• Written request:
Each entry here needs to be set down again exactly, please; pictures are left out.

• Dataset excerpts:

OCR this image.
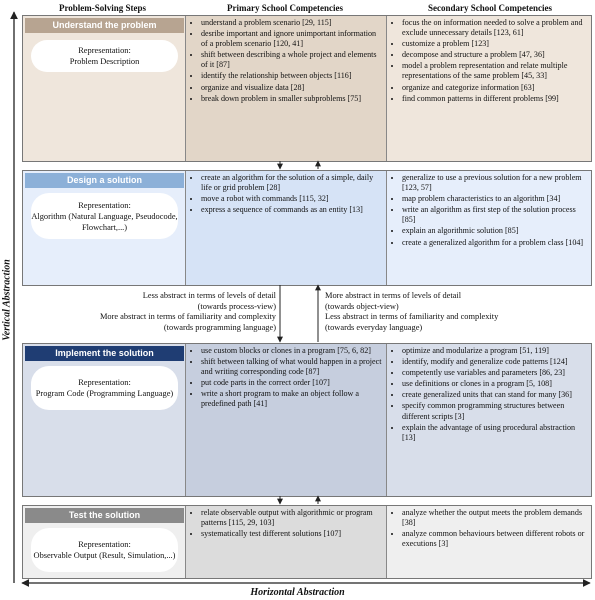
Problem-Solving Steps	Primary School Competencies	Secondary School Competencies
Understand the problem
Representation:
Problem Description
• understand a problem scenario [29, 115]
• desribe important and ignore unimportant information of a problem scenario [120, 41]
• shift between describing a whole project and elements of it [87]
• identify the relationship between objects [116]
• organize and visualize data [28]
• break down problem in smaller subproblems [75]
• focus the on information needed to solve a problem and exclude unnecessary details [123, 61]
• customize a problem [123]
• decompose and structure a problem [47, 36]
• model a problem representation and relate multiple representations of the same problem [45, 33]
• organize and categorize information [63]
• find common patterns in different problems [99]
Design a solution
Representation:
Algorithm (Natural Language, Pseudocode, Flowchart,...)
• create an algorithm for the solution of a simple, daily life or grid problem [28]
• move a robot with commands [115, 32]
• express a sequence of commands as an entity [13]
• generalize to use a previous solution for a new problem [123, 57]
• map problem characteristics to an algorithm [34]
• write an algorithm as first step of the solution process [85]
• explain an algorithmic solution [85]
• create a generalized algorithm for a problem class [104]
Less abstract in terms of levels of detail
(towards process-view)
More abstract in terms of familiarity and complexity
(towards programming language)
More abstract in terms of levels of detail
(towards object-view)
Less abstract in terms of familiarity and complexity
(towards everyday language)
Implement the solution
Representation:
Program Code (Programming Language)
• use custom blocks or clones in a program [75, 6, 82]
• shift between talking of what would happen in a project and writing corresponding code [87]
• put code parts in the correct order [107]
• write a short program to make an object follow a predefined path [41]
• optimize and modularize a program [51, 119]
• identify, modify and generalize code patterns [124]
• competently use variables and parameters [86, 23]
• use definitions or clones in a program [5, 108]
• create generalized units that can stand for many [36]
• specify common programming structures between different scripts [3]
• explain the advantage of using procedural abstraction [13]
Test the solution
Representation:
Observable Output (Result, Simulation,...)
• relate observable output with algorithmic or program patterns [115, 29, 103]
• systematically test different solutions [107]
• analyze whether the output meets the problem demands [38]
• analyze common behaviours between different robots or executions [3]
Vertical Abstraction
Horizontal Abstraction
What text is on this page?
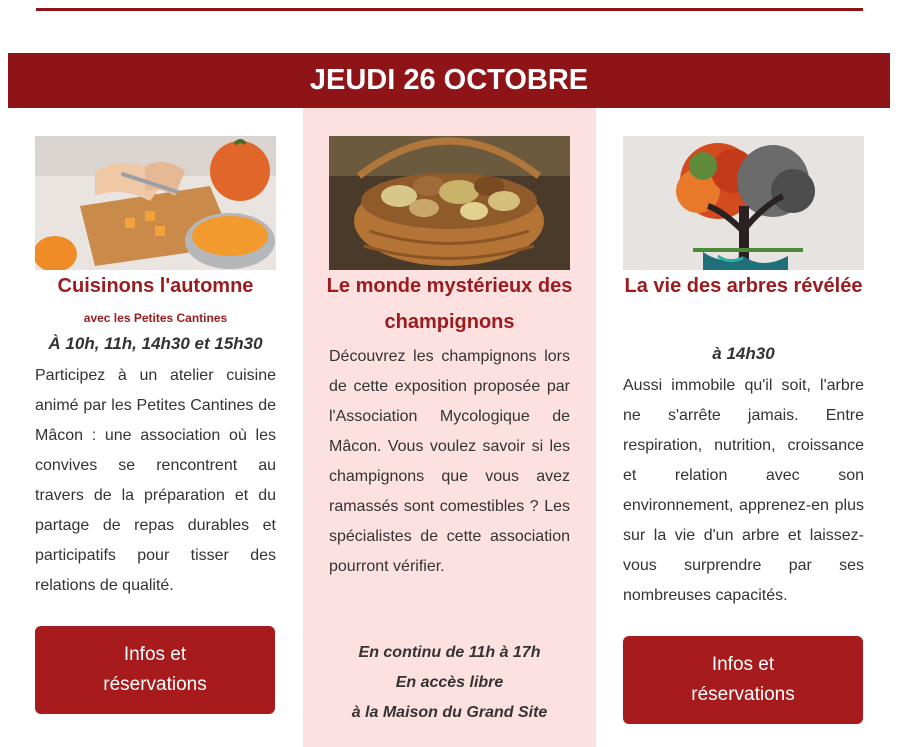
JEUDI 26 OCTOBRE
Cuisinons l'automne
avec les Petites Cantines
À 10h, 11h, 14h30 et 15h30
Participez à un atelier cuisine animé par les Petites Cantines de Mâcon : une association où les convives se rencontrent au travers de la préparation et du partage de repas durables et participatifs pour tisser des relations de qualité.
Infos et réservations
Le monde mystérieux des champignons
Découvrez les champignons lors de cette exposition proposée par l'Association Mycologique de Mâcon. Vous voulez savoir si les champignons que vous avez ramassés sont comestibles ? Les spécialistes de cette association pourront vérifier.
En continu de 11h à 17h
En accès libre
à la Maison du Grand Site
La vie des arbres révélée
à 14h30
Aussi immobile qu'il soit, l'arbre ne s'arrête jamais. Entre respiration, nutrition, croissance et relation avec son environnement, apprenez-en plus sur la vie d'un arbre et laissez-vous surprendre par ses nombreuses capacités.
Infos et réservations
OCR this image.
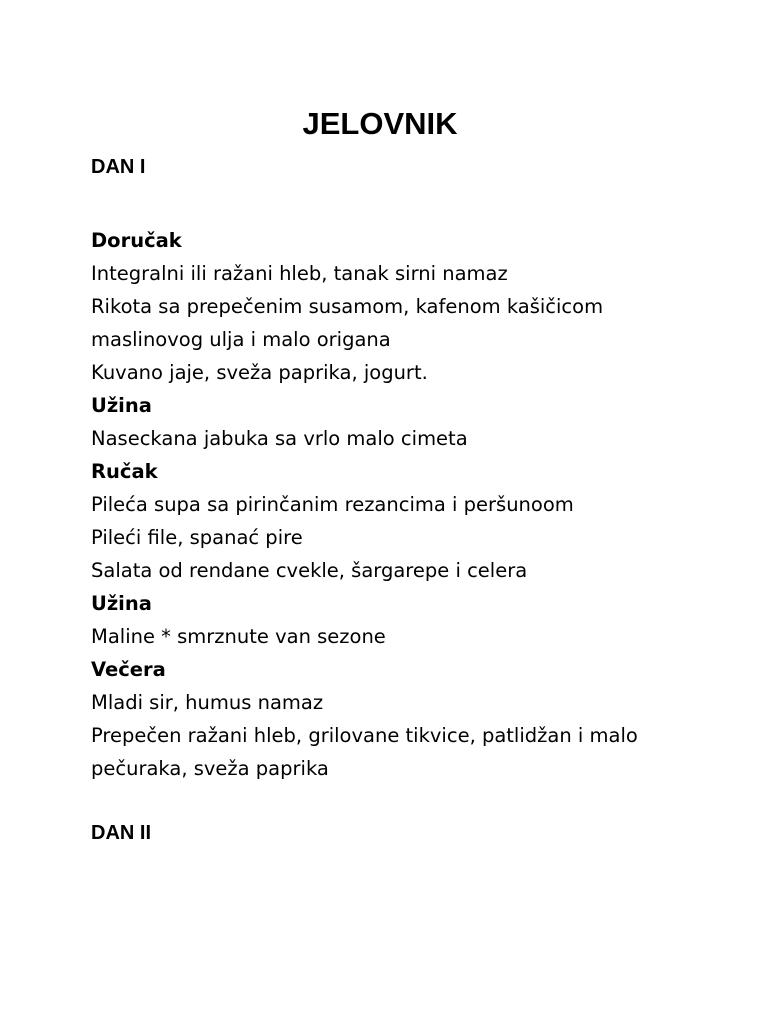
JELOVNIK
DAN I
Doručak
Integralni ili ražani hleb, tanak sirni namaz
Rikota sa prepečenim susamom, kafenom kašičicom
maslinovog ulja i malo origana
Kuvano jaje, sveža paprika, jogurt.
Užina
Naseckana jabuka sa vrlo malo cimeta
Ručak
Pileća supa sa pirinčanim rezancima i peršunoom
Pileći file, spanać pire
Salata od rendane cvekle, šargarepe i celera
Užina
Maline * smrznute van sezone
Večera
Mladi sir, humus namaz
Prepečen ražani hleb, grilovane tikvice, patlidžan i malo
pečuraka, sveža paprika
DAN II
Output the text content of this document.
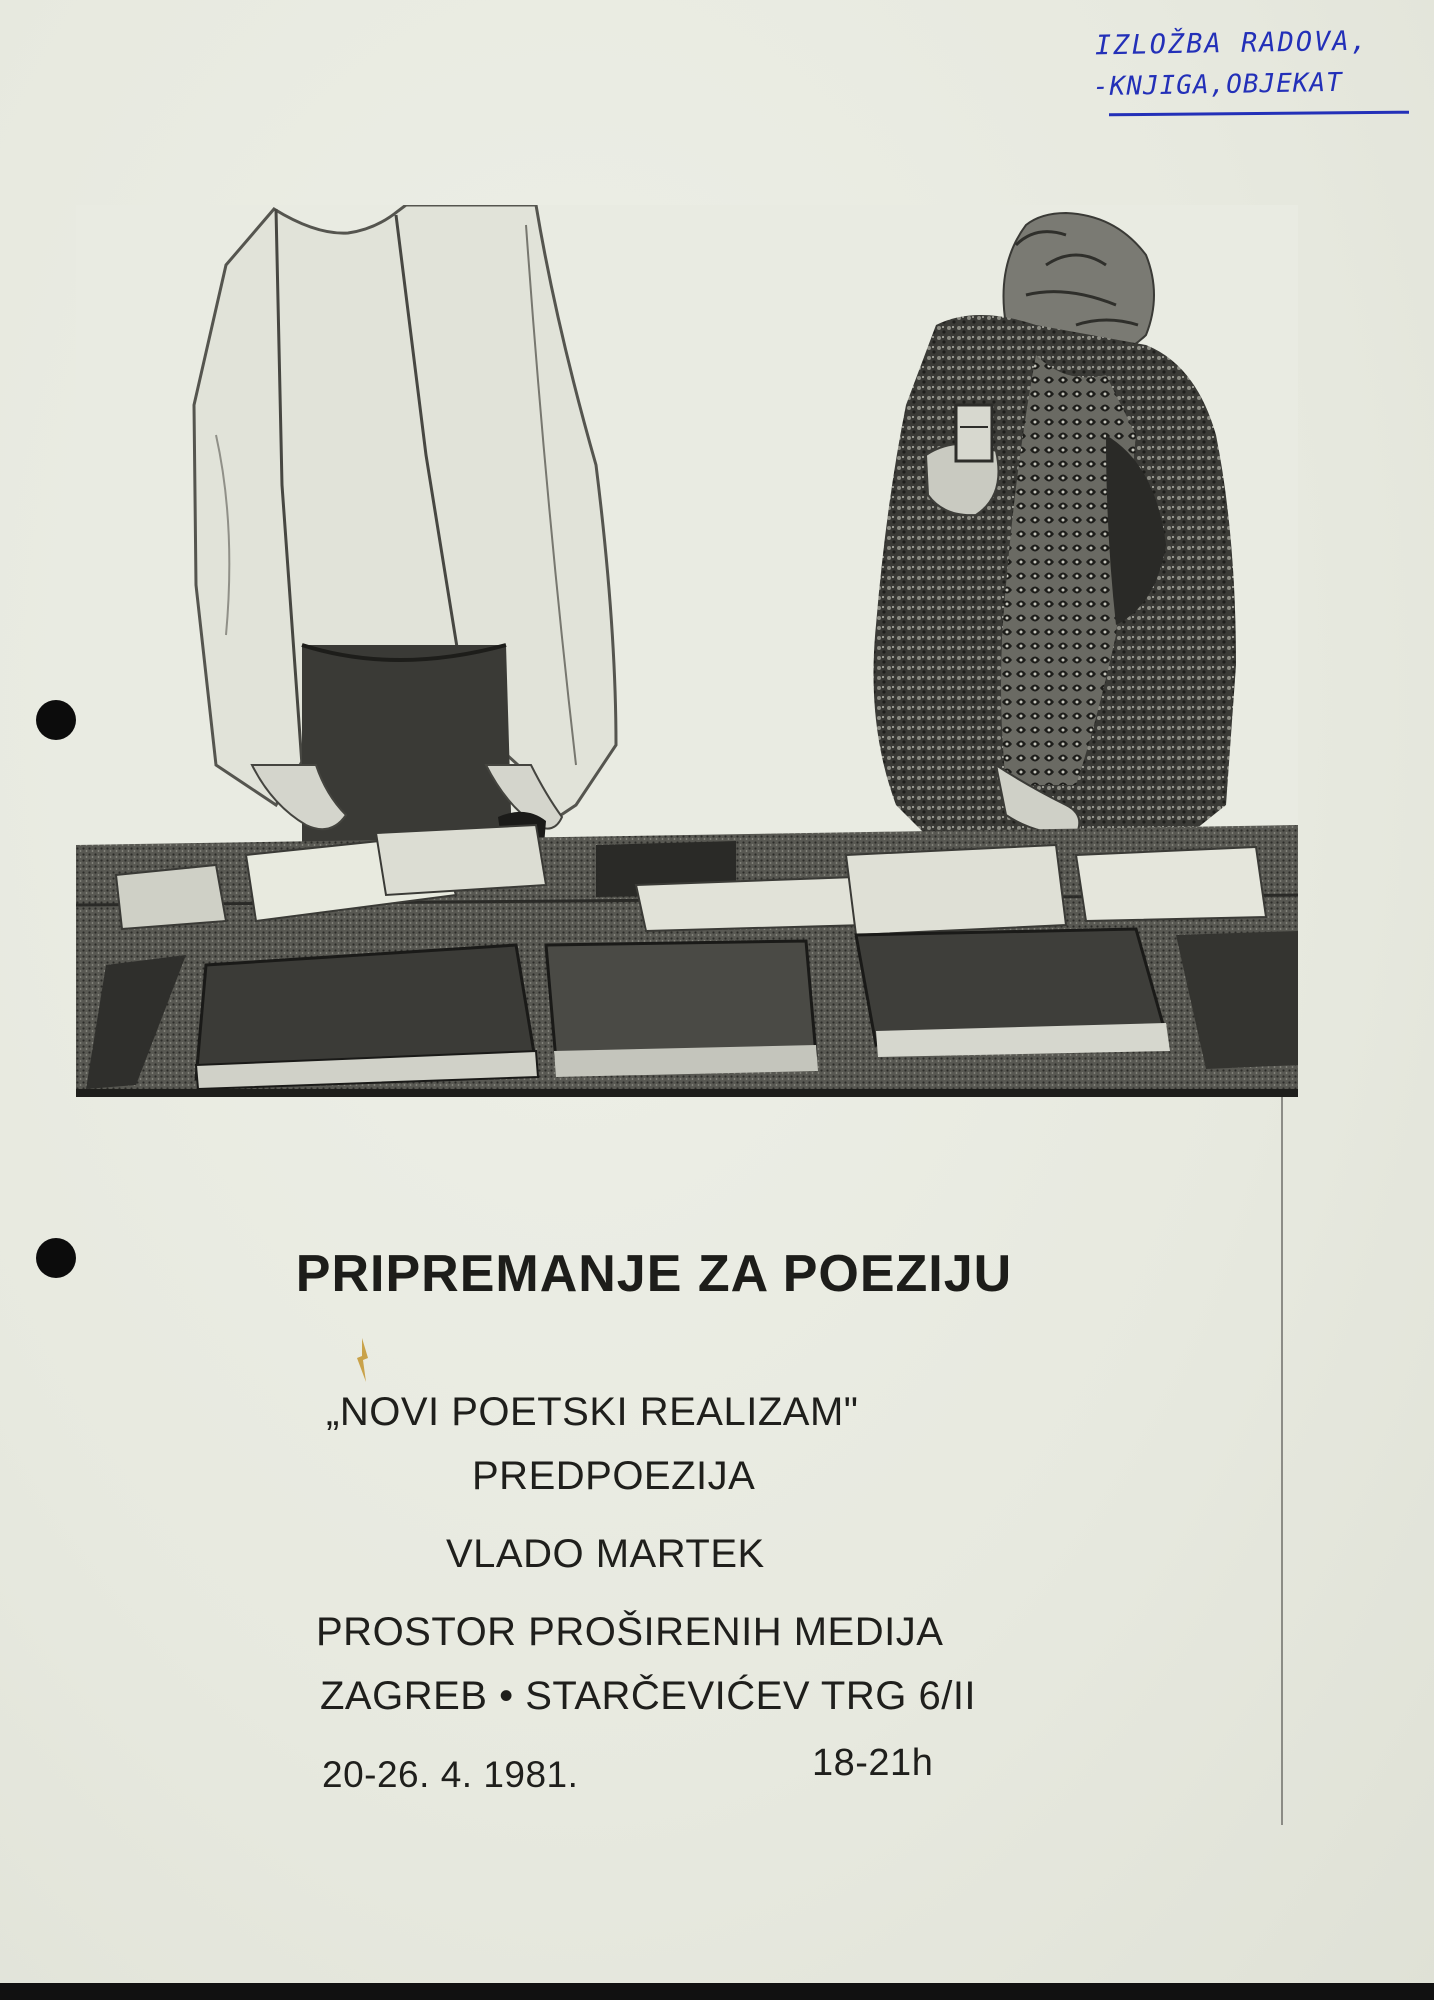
IZLOŽBA RADOVA,
-KNJIGA,OBJEKAT
PRIPREMANJE ZA POEZIJU
„NOVI POETSKI REALIZAM"
PREDPOEZIJA
VLADO MARTEK
PROSTOR PROŠIRENIH MEDIJA
ZAGREB • STARČEVIĆEV TRG 6/II
20-26. 4. 1981.	18-21h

• Exercise result:
OCR this image.
Problem-Solving Steps	Primary School Competencies	Secondary School Competencies
Understand the problem
Representation:
Problem Description
• understand a problem scenario [29, 115]
• desribe important and ignore unimportant information of a problem scenario [120, 41]
• shift between describing a whole project and elements of it [87]
• identify the relationship between objects [116]
• organize and visualize data [28]
• break down problem in smaller subproblems [75]
• focus the on information needed to solve a problem and exclude unnecessary details [123, 61]
• customize a problem [123]
• decompose and structure a problem [47, 36]
• model a problem representation and relate multiple representations of the same problem [45, 33]
• organize and categorize information [63]
• find common patterns in different problems [99]
Design a solution
Representation:
Algorithm (Natural Language, Pseudocode, Flowchart,...)
• create an algorithm for the solution of a simple, daily life or grid problem [28]
• move a robot with commands [115, 32]
• express a sequence of commands as an entity [13]
• generalize to use a previous solution for a new problem [123, 57]
• map problem characteristics to an algorithm [34]
• write an algorithm as first step of the solution process [85]
• explain an algorithmic solution [85]
• create a generalized algorithm for a problem class [104]
Less abstract in terms of levels of detail
(towards process-view)
More abstract in terms of familiarity and complexity
(towards programming language)
More abstract in terms of levels of detail
(towards object-view)
Less abstract in terms of familiarity and complexity
(towards everyday language)
Implement the solution
Representation:
Program Code (Programming Language)
• use custom blocks or clones in a program [75, 6, 82]
• shift between talking of what would happen in a project and writing corresponding code [87]
• put code parts in the correct order [107]
• write a short program to make an object follow a predefined path [41]
• optimize and modularize a program [51, 119]
• identify, modify and generalize code patterns [124]
• competently use variables and parameters [86, 23]
• use definitions or clones in a program [5, 108]
• create generalized units that can stand for many [36]
• specify common programming structures between different scripts [3]
• explain the advantage of using procedural abstraction [13]
Test the solution
Representation:
Observable Output (Result, Simulation,...)
• relate observable output with algorithmic or program patterns [115, 29, 103]
• systematically test different solutions [107]
• analyze whether the output meets the problem demands [38]
• analyze common behaviours between different robots or executions [3]
Vertical Abstraction
Horizontal Abstraction
What text is on this page?
JEUDI 26 OCTOBRE
Cuisinons l'automne
avec les Petites Cantines
À 10h, 11h, 14h30 et 15h30
Participez à un atelier cuisine animé par les Petites Cantines de Mâcon : une association où les convives se rencontrent au travers de la préparation et du partage de repas durables et participatifs pour tisser des relations de qualité.
Infos et réservations
Le monde mystérieux des champignons
Découvrez les champignons lors de cette exposition proposée par l'Association Mycologique de Mâcon. Vous voulez savoir si les champignons que vous avez ramassés sont comestibles ? Les spécialistes de cette association pourront vérifier.
En continu de 11h à 17h
En accès libre
à la Maison du Grand Site
La vie des arbres révélée
à 14h30
Aussi immobile qu'il soit, l'arbre ne s'arrête jamais. Entre respiration, nutrition, croissance et relation avec son environnement, apprenez-en plus sur la vie d'un arbre et laissez-vous surprendre par ses nombreuses capacités.
Infos et réservations
OCR this image.
JELOVNIK
DAN I
Doručak
Integralni ili ražani hleb, tanak sirni namaz
Rikota sa prepečenim susamom, kafenom kašičicom
maslinovog ulja i malo origana
Kuvano jaje, sveža paprika, jogurt.
Užina
Naseckana jabuka sa vrlo malo cimeta
Ručak
Pileća supa sa pirinčanim rezancima i peršunoom
Pileći file, spanać pire
Salata od rendane cvekle, šargarepe i celera
Užina
Maline * smrznute van sezone
Večera
Mladi sir, humus namaz
Prepečen ražani hleb, grilovane tikvice, patlidžan i malo
pečuraka, sveža paprika
DAN II
Output the text content of this document.
IZLOŽBA RADOVA,
-KNJIGA,OBJEKAT
PRIPREMANJE ZA POEZIJU
„NOVI POETSKI REALIZAM"
PREDPOEZIJA
VLADO MARTEK
PROSTOR PROŠIRENIH MEDIJA
ZAGREB • STARČEVIĆEV TRG 6/II
20-26. 4. 1981.	18-21h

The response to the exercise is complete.